TRAVAIL DEMANDÉ:
1. D'après le texte sur le 97e Régiment d'Infanterie, à quelle altitude se trouve le poste construit au col du Fréjus ?
2. Rédigez la suite du texte sur le 97e Régiment d'Infanterie, en reprenant après sa dernière phrase.

EXTRAIT:
....

97e Régiment d'Infanterie


Catastrophe du Col d'Arrondaz le 22 décembre 1901

Épitaphe :
Le bataillon alpin du 97°
à la mémoire de
CHARAZ Sergent
GUILLON Soldat
DESGRANGES   "
PERINET   "
REBATEL   "
CHARLET   "

victimes de l'avalanche
du 22 décembre 1901

3° bis groupe alpin
la 12° batterie à leurs
camarades du bataillon


En aval de Termignon, situé à la bifurcation de la route du Mont-Cenis et du chemin du col de la Vanoise, clef des hautes vallées de l'Isère et de l'Arc, la vallée est barrée d'abord par les anciens forts de l'Esscillon en partie démantelés ; puis les ouvrages récents de la défense de Modane, les batteries du Replaton et du Sappey, permettent d'observer les débouchés du tunnel du Fréjus, la haute vallée de l'Arc, les passages aboutissant au pittoresque vallon de Charmaix, et spécialement le col du Fréjus, où un poste construit à 2500 mètres est desservi par une route de voitures qui, nous l'avons déjà dit, deviendra une voie de communication très appréciée des populations de la Maurienne et de la vallée de la Bardonnèche lorsque l'Italie voudra en poursuivre la construction sur son versant.

....

(Entrées de régions étiquetées)

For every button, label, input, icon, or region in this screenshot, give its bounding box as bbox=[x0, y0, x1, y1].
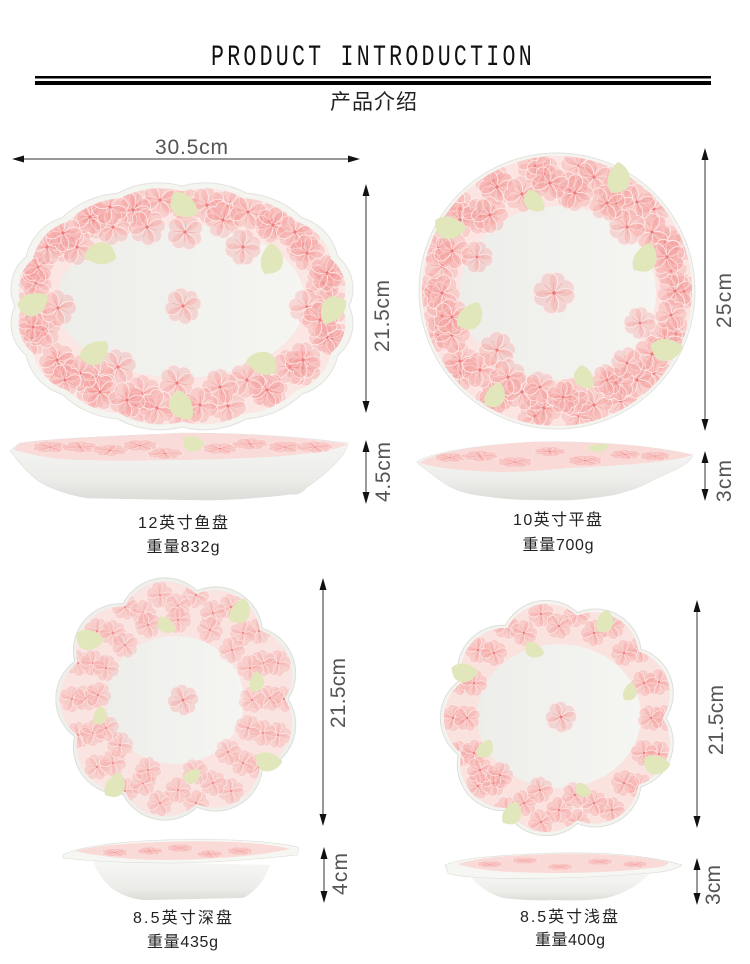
depth arrow: 4cm: 4cm bbox=[329, 853, 352, 895]
icon: centre flower bbox=[526, 265, 582, 321]
label: name and weight: 12英寸鱼盘 bbox=[138, 513, 228, 532]
side view: deep plate bbox=[63, 839, 298, 900]
height arrow: 25cm bbox=[702, 148, 736, 431]
label: name and weight bbox=[513, 510, 602, 554]
depth arrow: 3cm: 3cm bbox=[702, 865, 725, 905]
label: name and weight: 8.5英寸深盘 bbox=[133, 908, 232, 927]
double rule divider bbox=[35, 76, 711, 85]
label: name and weight bbox=[133, 908, 232, 951]
panel: 12 inch fish plate bbox=[8, 136, 395, 556]
width arrow: 30.5cm: 30.5cm bbox=[155, 136, 228, 159]
height arrow: 21.5cm bbox=[362, 184, 394, 413]
label: name and weight: 重量400g bbox=[535, 931, 605, 949]
label: name and weight: 10英寸平盘 bbox=[513, 510, 602, 529]
panel: 8.5 inch deep plate bbox=[55, 577, 347, 950]
subtitle: 产品介绍 bbox=[330, 91, 417, 114]
label: name and weight: 重量700g bbox=[522, 536, 594, 554]
depth arrow: 4cm bbox=[320, 847, 352, 903]
icon: centre flower bbox=[162, 285, 204, 327]
label: name and weight bbox=[520, 907, 618, 949]
depth arrow: 3cm bbox=[702, 451, 736, 502]
height arrow: 21.5cm: 21.5cm bbox=[327, 658, 350, 728]
label: name and weight: 8.5英寸浅盘 bbox=[520, 907, 618, 926]
side view: round plate bbox=[417, 442, 693, 500]
label: name and weight: 重量832g bbox=[146, 538, 220, 556]
top view: flower shaped shallow plate bbox=[440, 600, 674, 836]
title: PRODUCT INTRODUCTION bbox=[211, 40, 535, 74]
icon: centre flower bbox=[541, 697, 581, 737]
height arrow: 21.5cm: 21.5cm bbox=[371, 280, 394, 352]
top view: flower shaped deep plate bbox=[55, 577, 296, 821]
depth arrow: 4.5cm bbox=[362, 440, 395, 504]
panel: 10 inch flat plate bbox=[406, 142, 736, 554]
icon: centre flower bbox=[164, 681, 202, 719]
height arrow: 25cm: 25cm bbox=[713, 273, 736, 328]
panel: 8.5 inch shallow plate bbox=[440, 600, 723, 948]
side view: shallow plate bbox=[445, 853, 682, 900]
top view: round plate bbox=[418, 152, 696, 430]
top view: oval scalloped plate bbox=[8, 177, 356, 434]
depth arrow: 3cm: 3cm bbox=[713, 460, 736, 502]
label: name and weight bbox=[138, 513, 228, 556]
depth arrow: 3cm bbox=[694, 858, 725, 905]
height arrow: 21.5cm bbox=[694, 600, 728, 828]
width arrow: 30.5cm bbox=[12, 136, 360, 162]
side view: oval plate bbox=[10, 432, 348, 500]
height arrow: 21.5cm bbox=[320, 578, 350, 826]
height arrow: 21.5cm: 21.5cm bbox=[705, 685, 728, 755]
label: name and weight: 重量435g bbox=[147, 933, 218, 951]
depth arrow: 4.5cm: 4.5cm bbox=[372, 442, 395, 502]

....

RÉPONSES PAR TÂCHE:
1. À 2500 mètres.

2.
Depuis 1890,1 bataillon du 97e régiment d'infanterie, cantonne en été aux environs de Modane et forme, avec la 12e batterie du 2e d'artillerie et un détachement du 4e génie, le 3e groupe bis.
Une des plus graves catastrophes survenues aux vaillants gardiens de notre frontière des Alpes a eu pour théâtre, le 22 décembre 1901, le chemin du poste de Fréjus à Modane, elle fit six victimes : le sergent Charaz, les soldats Charlet, Guillon, Desgranges, Périnet et Rebatel.
C'était le dimanche précédant Noël. Il y avait lieu de faire un ravitaillement pour faire parvenir à leur destination les cadeaux envoyés par leur famille à l'occasion de Noël.
L'état atmosphérique était satisfaisant ; le chemin du col d'Arrondaz est balisé par les poteaux télégraphiques. Depuis plusieurs années que le poste est occupé, il ne s'est jamais produit d'accidents sur cet itinéraire ; enfin, trois jours avant, une compagnie entière était montée au Fréjus et en était redescendue sinon sans fatigue, du moins sans accident.
Dans ces conditions, le lieutenant Guillot était fondé à ne pas refuser ce ravitaillement, désiré par ses hommes.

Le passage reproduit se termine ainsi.